→ Directions for this task
Transcribe the entries that follow exactly as they appear, minus pictures.

→ Information provided

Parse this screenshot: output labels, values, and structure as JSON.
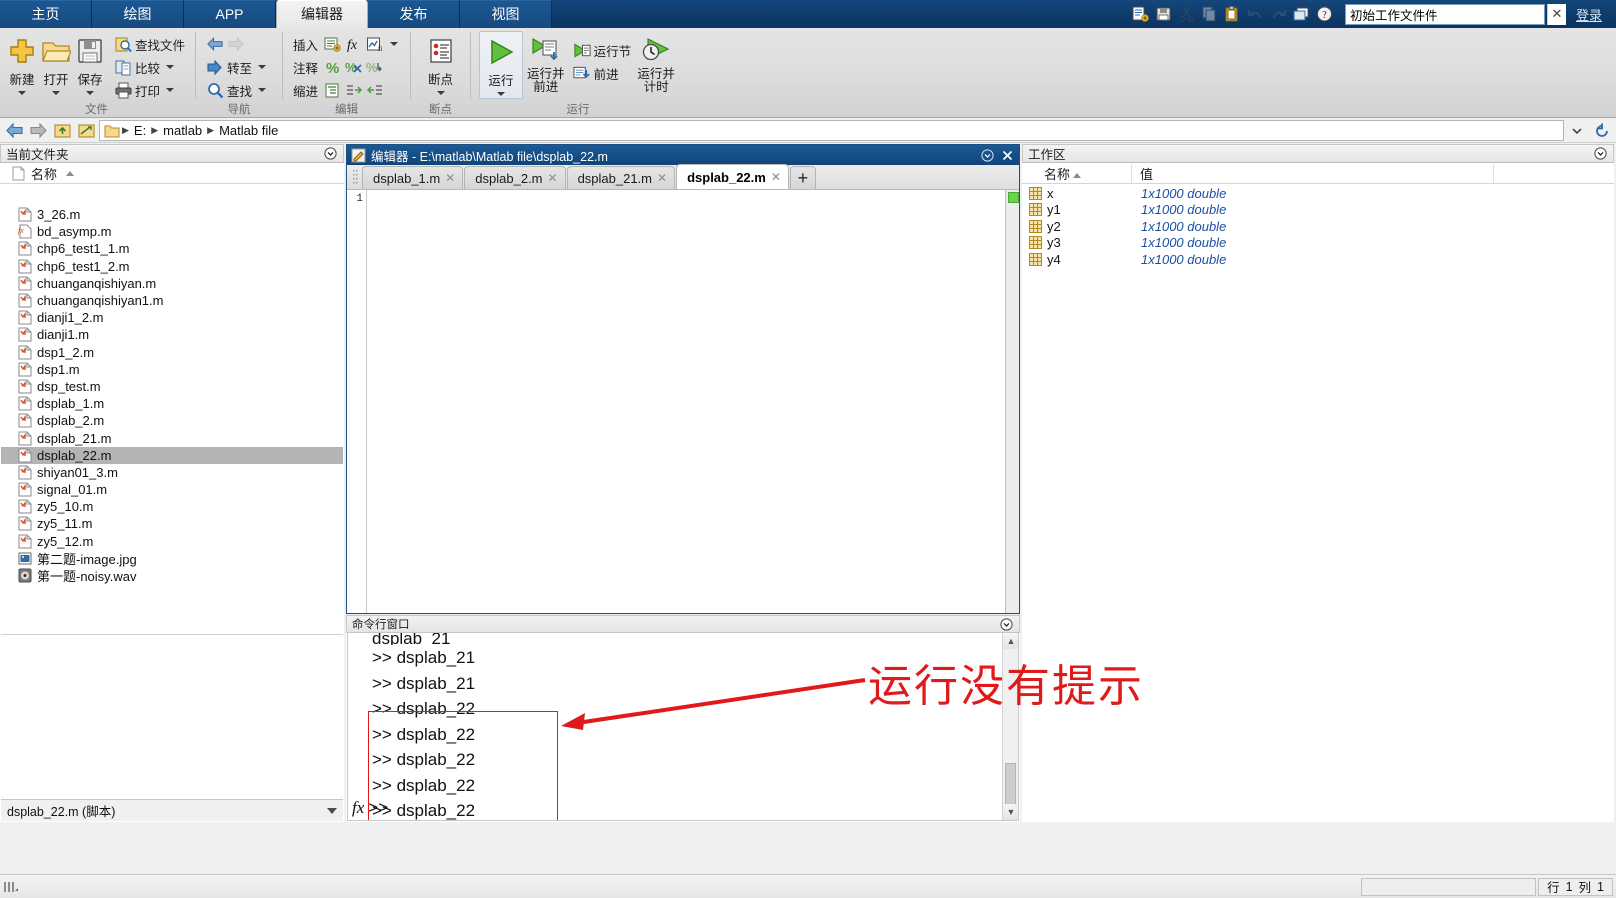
{
  "ribbon": {
    "tabs": [
      {
        "label": "主页",
        "active": false
      },
      {
        "label": "绘图",
        "active": false
      },
      {
        "label": "APP",
        "active": false
      },
      {
        "label": "编辑器",
        "active": true
      },
      {
        "label": "发布",
        "active": false
      },
      {
        "label": "视图",
        "active": false
      }
    ],
    "quick_access": {
      "icons": [
        "new-script-icon",
        "save-icon",
        "cut-icon",
        "copy-icon",
        "paste-icon",
        "undo-icon",
        "redo-icon",
        "window-layout-icon",
        "help-icon"
      ],
      "search_value": "初始工作文件件",
      "clear_label": "✕",
      "login_label": "登录"
    },
    "groups": [
      {
        "name": "文件",
        "big_buttons": [
          {
            "label": "新建",
            "icon": "new-file-icon",
            "has_caret": true
          },
          {
            "label": "打开",
            "icon": "open-folder-icon",
            "has_caret": true
          },
          {
            "label": "保存",
            "icon": "save-disk-icon",
            "has_caret": true
          }
        ],
        "small_buttons": [
          {
            "label": "查找文件",
            "icon": "find-files-icon",
            "has_caret": false
          },
          {
            "label": "比较",
            "icon": "compare-icon",
            "has_caret": true
          },
          {
            "label": "打印",
            "icon": "print-icon",
            "has_caret": true
          }
        ]
      },
      {
        "name": "导航",
        "small_buttons": [
          {
            "label": "",
            "icon": "back-arrow-icon",
            "has_caret": false
          },
          {
            "label": "转至",
            "icon": "goto-icon",
            "has_caret": true
          },
          {
            "label": "查找",
            "icon": "search-magnifier-icon",
            "has_caret": true
          }
        ]
      },
      {
        "name": "编辑",
        "rows": [
          {
            "label": "插入",
            "icons": [
              "insert-section-icon",
              "insert-function-icon",
              "insert-figure-icon"
            ],
            "has_caret": true
          },
          {
            "label": "注释",
            "icons": [
              "comment-percent-icon",
              "uncomment-icon",
              "wrap-comment-icon"
            ],
            "has_caret": false
          },
          {
            "label": "缩进",
            "icons": [
              "smart-indent-icon",
              "indent-right-icon",
              "indent-left-icon"
            ],
            "has_caret": false
          }
        ]
      },
      {
        "name": "断点",
        "big_buttons": [
          {
            "label": "断点",
            "icon": "breakpoint-icon",
            "has_caret": true
          }
        ]
      },
      {
        "name": "运行",
        "big_buttons": [
          {
            "label": "运行",
            "icon": "run-play-icon",
            "has_caret": true,
            "highlighted": true
          },
          {
            "label": "运行并",
            "label2": "前进",
            "icon": "run-advance-icon",
            "has_caret": false
          },
          {
            "label": "运行并",
            "label2": "计时",
            "icon": "run-time-icon",
            "has_caret": false
          }
        ],
        "small_buttons": [
          {
            "label": "运行节",
            "icon": "run-section-icon"
          },
          {
            "label": "前进",
            "icon": "advance-icon"
          }
        ]
      }
    ]
  },
  "address_bar": {
    "nav_icons": [
      "back-icon",
      "forward-icon",
      "up-folder-icon",
      "browse-folder-icon"
    ],
    "folder_icon": "folder-icon",
    "breadcrumbs": [
      "E:",
      "matlab",
      "Matlab file"
    ],
    "dropdown_icon": "chevron-down-icon",
    "refresh_icon": "refresh-icon"
  },
  "current_folder": {
    "title": "当前文件夹",
    "column_header": "名称",
    "sort_icon": "sort-ascending-icon",
    "doc_icon": "document-icon",
    "files": [
      {
        "name": "3_26.m",
        "icon": "m-file-icon",
        "selected": false
      },
      {
        "name": "bd_asymp.m",
        "icon": "m-function-icon",
        "selected": false
      },
      {
        "name": "chp6_test1_1.m",
        "icon": "m-file-icon",
        "selected": false
      },
      {
        "name": "chp6_test1_2.m",
        "icon": "m-file-icon",
        "selected": false
      },
      {
        "name": "chuanganqishiyan.m",
        "icon": "m-file-icon",
        "selected": false
      },
      {
        "name": "chuanganqishiyan1.m",
        "icon": "m-file-icon",
        "selected": false
      },
      {
        "name": "dianji1_2.m",
        "icon": "m-file-icon",
        "selected": false
      },
      {
        "name": "dianji1.m",
        "icon": "m-file-icon",
        "selected": false
      },
      {
        "name": "dsp1_2.m",
        "icon": "m-file-icon",
        "selected": false
      },
      {
        "name": "dsp1.m",
        "icon": "m-file-icon",
        "selected": false
      },
      {
        "name": "dsp_test.m",
        "icon": "m-file-icon",
        "selected": false
      },
      {
        "name": "dsplab_1.m",
        "icon": "m-file-icon",
        "selected": false
      },
      {
        "name": "dsplab_2.m",
        "icon": "m-file-icon",
        "selected": false
      },
      {
        "name": "dsplab_21.m",
        "icon": "m-file-icon",
        "selected": false
      },
      {
        "name": "dsplab_22.m",
        "icon": "m-file-icon",
        "selected": true
      },
      {
        "name": "shiyan01_3.m",
        "icon": "m-file-icon",
        "selected": false
      },
      {
        "name": "signal_01.m",
        "icon": "m-file-icon",
        "selected": false
      },
      {
        "name": "zy5_10.m",
        "icon": "m-file-icon",
        "selected": false
      },
      {
        "name": "zy5_11.m",
        "icon": "m-file-icon",
        "selected": false
      },
      {
        "name": "zy5_12.m",
        "icon": "m-file-icon",
        "selected": false
      },
      {
        "name": "第二题-image.jpg",
        "icon": "image-file-icon",
        "selected": false
      },
      {
        "name": "第一题-noisy.wav",
        "icon": "audio-file-icon",
        "selected": false
      }
    ],
    "detail_label": "dsplab_22.m  (脚本)",
    "collapse_icon": "chevron-down-icon"
  },
  "editor": {
    "title": "编辑器 - E:\\matlab\\Matlab file\\dsplab_22.m",
    "title_icon": "editor-pencil-icon",
    "minimize_icon": "panel-menu-icon",
    "close_icon": "close-icon",
    "tabs": [
      {
        "label": "dsplab_1.m",
        "active": false,
        "close": "✕"
      },
      {
        "label": "dsplab_2.m",
        "active": false,
        "close": "✕"
      },
      {
        "label": "dsplab_21.m",
        "active": false,
        "close": "✕"
      },
      {
        "label": "dsplab_22.m",
        "active": true,
        "close": "✕"
      }
    ],
    "add_tab_label": "+",
    "line_numbers": [
      "1"
    ],
    "code_lines": [
      ""
    ],
    "health_color": "#69d34a"
  },
  "command_window": {
    "title": "命令行窗口",
    "menu_icon": "panel-menu-icon",
    "clipped_line": "dsplab_21",
    "lines": [
      ">> dsplab_21",
      ">> dsplab_21",
      ">> dsplab_22",
      ">> dsplab_22",
      ">> dsplab_22",
      ">> dsplab_22",
      ">> dsplab_22"
    ],
    "prompt": ">>",
    "prompt_icon": "fx-icon",
    "scroll_up_icon": "▲",
    "scroll_down_icon": "▼"
  },
  "workspace": {
    "title": "工作区",
    "menu_icon": "panel-menu-icon",
    "columns": [
      "名称",
      "值"
    ],
    "sort_icon": "sort-ascending-icon",
    "variables": [
      {
        "name": "x",
        "value": "1x1000 double",
        "icon": "matrix-icon"
      },
      {
        "name": "y1",
        "value": "1x1000 double",
        "icon": "matrix-icon"
      },
      {
        "name": "y2",
        "value": "1x1000 double",
        "icon": "matrix-icon"
      },
      {
        "name": "y3",
        "value": "1x1000 double",
        "icon": "matrix-icon"
      },
      {
        "name": "y4",
        "value": "1x1000 double",
        "icon": "matrix-icon"
      }
    ]
  },
  "annotation": {
    "text": "运行没有提示",
    "color": "#e01a1a",
    "arrow_icon": "arrow-left-icon"
  },
  "status_bar": {
    "grip_icon": "resize-grip-icon",
    "row_label": "行",
    "row_value": "1",
    "col_label": "列",
    "col_value": "1"
  }
}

→ Result of the task
Parse this screenshot: output labels, values, and structure as JSON.
{
  "ribbon": {
    "tabs": [
      {
        "label": "主页",
        "active": false
      },
      {
        "label": "绘图",
        "active": false
      },
      {
        "label": "APP",
        "active": false
      },
      {
        "label": "编辑器",
        "active": true
      },
      {
        "label": "发布",
        "active": false
      },
      {
        "label": "视图",
        "active": false
      }
    ],
    "quick_access": {
      "icons": [
        "new-script-icon",
        "save-icon",
        "cut-icon",
        "copy-icon",
        "paste-icon",
        "undo-icon",
        "redo-icon",
        "window-layout-icon",
        "help-icon"
      ],
      "search_value": "初始工作文件件",
      "clear_label": "✕",
      "login_label": "登录"
    },
    "groups": [
      {
        "name": "文件",
        "big_buttons": [
          {
            "label": "新建",
            "icon": "new-file-icon",
            "has_caret": true
          },
          {
            "label": "打开",
            "icon": "open-folder-icon",
            "has_caret": true
          },
          {
            "label": "保存",
            "icon": "save-disk-icon",
            "has_caret": true
          }
        ],
        "small_buttons": [
          {
            "label": "查找文件",
            "icon": "find-files-icon",
            "has_caret": false
          },
          {
            "label": "比较",
            "icon": "compare-icon",
            "has_caret": true
          },
          {
            "label": "打印",
            "icon": "print-icon",
            "has_caret": true
          }
        ]
      },
      {
        "name": "导航",
        "small_buttons": [
          {
            "label": "",
            "icon": "back-arrow-icon",
            "has_caret": false
          },
          {
            "label": "转至",
            "icon": "goto-icon",
            "has_caret": true
          },
          {
            "label": "查找",
            "icon": "search-magnifier-icon",
            "has_caret": true
          }
        ]
      },
      {
        "name": "编辑",
        "rows": [
          {
            "label": "插入",
            "icons": [
              "insert-section-icon",
              "insert-function-icon",
              "insert-figure-icon"
            ],
            "has_caret": true
          },
          {
            "label": "注释",
            "icons": [
              "comment-percent-icon",
              "uncomment-icon",
              "wrap-comment-icon"
            ],
            "has_caret": false
          },
          {
            "label": "缩进",
            "icons": [
              "smart-indent-icon",
              "indent-right-icon",
              "indent-left-icon"
            ],
            "has_caret": false
          }
        ]
      },
      {
        "name": "断点",
        "big_buttons": [
          {
            "label": "断点",
            "icon": "breakpoint-icon",
            "has_caret": true
          }
        ]
      },
      {
        "name": "运行",
        "big_buttons": [
          {
            "label": "运行",
            "icon": "run-play-icon",
            "has_caret": true,
            "highlighted": true
          },
          {
            "label": "运行并",
            "label2": "前进",
            "icon": "run-advance-icon",
            "has_caret": false
          },
          {
            "label": "运行并",
            "label2": "计时",
            "icon": "run-time-icon",
            "has_caret": false
          }
        ],
        "small_buttons": [
          {
            "label": "运行节",
            "icon": "run-section-icon"
          },
          {
            "label": "前进",
            "icon": "advance-icon"
          }
        ]
      }
    ]
  },
  "address_bar": {
    "nav_icons": [
      "back-icon",
      "forward-icon",
      "up-folder-icon",
      "browse-folder-icon"
    ],
    "folder_icon": "folder-icon",
    "breadcrumbs": [
      "E:",
      "matlab",
      "Matlab file"
    ],
    "dropdown_icon": "chevron-down-icon",
    "refresh_icon": "refresh-icon"
  },
  "current_folder": {
    "title": "当前文件夹",
    "column_header": "名称",
    "sort_icon": "sort-ascending-icon",
    "doc_icon": "document-icon",
    "files": [
      {
        "name": "3_26.m",
        "icon": "m-file-icon",
        "selected": false
      },
      {
        "name": "bd_asymp.m",
        "icon": "m-function-icon",
        "selected": false
      },
      {
        "name": "chp6_test1_1.m",
        "icon": "m-file-icon",
        "selected": false
      },
      {
        "name": "chp6_test1_2.m",
        "icon": "m-file-icon",
        "selected": false
      },
      {
        "name": "chuanganqishiyan.m",
        "icon": "m-file-icon",
        "selected": false
      },
      {
        "name": "chuanganqishiyan1.m",
        "icon": "m-file-icon",
        "selected": false
      },
      {
        "name": "dianji1_2.m",
        "icon": "m-file-icon",
        "selected": false
      },
      {
        "name": "dianji1.m",
        "icon": "m-file-icon",
        "selected": false
      },
      {
        "name": "dsp1_2.m",
        "icon": "m-file-icon",
        "selected": false
      },
      {
        "name": "dsp1.m",
        "icon": "m-file-icon",
        "selected": false
      },
      {
        "name": "dsp_test.m",
        "icon": "m-file-icon",
        "selected": false
      },
      {
        "name": "dsplab_1.m",
        "icon": "m-file-icon",
        "selected": false
      },
      {
        "name": "dsplab_2.m",
        "icon": "m-file-icon",
        "selected": false
      },
      {
        "name": "dsplab_21.m",
        "icon": "m-file-icon",
        "selected": false
      },
      {
        "name": "dsplab_22.m",
        "icon": "m-file-icon",
        "selected": true
      },
      {
        "name": "shiyan01_3.m",
        "icon": "m-file-icon",
        "selected": false
      },
      {
        "name": "signal_01.m",
        "icon": "m-file-icon",
        "selected": false
      },
      {
        "name": "zy5_10.m",
        "icon": "m-file-icon",
        "selected": false
      },
      {
        "name": "zy5_11.m",
        "icon": "m-file-icon",
        "selected": false
      },
      {
        "name": "zy5_12.m",
        "icon": "m-file-icon",
        "selected": false
      },
      {
        "name": "第二题-image.jpg",
        "icon": "image-file-icon",
        "selected": false
      },
      {
        "name": "第一题-noisy.wav",
        "icon": "audio-file-icon",
        "selected": false
      }
    ],
    "detail_label": "dsplab_22.m  (脚本)",
    "collapse_icon": "chevron-down-icon"
  },
  "editor": {
    "title": "编辑器 - E:\\matlab\\Matlab file\\dsplab_22.m",
    "title_icon": "editor-pencil-icon",
    "minimize_icon": "panel-menu-icon",
    "close_icon": "close-icon",
    "tabs": [
      {
        "label": "dsplab_1.m",
        "active": false,
        "close": "✕"
      },
      {
        "label": "dsplab_2.m",
        "active": false,
        "close": "✕"
      },
      {
        "label": "dsplab_21.m",
        "active": false,
        "close": "✕"
      },
      {
        "label": "dsplab_22.m",
        "active": true,
        "close": "✕"
      }
    ],
    "add_tab_label": "+",
    "line_numbers": [
      "1"
    ],
    "code_lines": [
      ""
    ],
    "health_color": "#69d34a"
  },
  "command_window": {
    "title": "命令行窗口",
    "menu_icon": "panel-menu-icon",
    "clipped_line": "dsplab_21",
    "lines": [
      ">> dsplab_21",
      ">> dsplab_21",
      ">> dsplab_22",
      ">> dsplab_22",
      ">> dsplab_22",
      ">> dsplab_22",
      ">> dsplab_22"
    ],
    "prompt": ">>",
    "prompt_icon": "fx-icon",
    "scroll_up_icon": "▲",
    "scroll_down_icon": "▼"
  },
  "workspace": {
    "title": "工作区",
    "menu_icon": "panel-menu-icon",
    "columns": [
      "名称",
      "值"
    ],
    "sort_icon": "sort-ascending-icon",
    "variables": [
      {
        "name": "x",
        "value": "1x1000 double",
        "icon": "matrix-icon"
      },
      {
        "name": "y1",
        "value": "1x1000 double",
        "icon": "matrix-icon"
      },
      {
        "name": "y2",
        "value": "1x1000 double",
        "icon": "matrix-icon"
      },
      {
        "name": "y3",
        "value": "1x1000 double",
        "icon": "matrix-icon"
      },
      {
        "name": "y4",
        "value": "1x1000 double",
        "icon": "matrix-icon"
      }
    ]
  },
  "annotation": {
    "text": "运行没有提示",
    "color": "#e01a1a",
    "arrow_icon": "arrow-left-icon"
  },
  "status_bar": {
    "grip_icon": "resize-grip-icon",
    "row_label": "行",
    "row_value": "1",
    "col_label": "列",
    "col_value": "1"
  }
}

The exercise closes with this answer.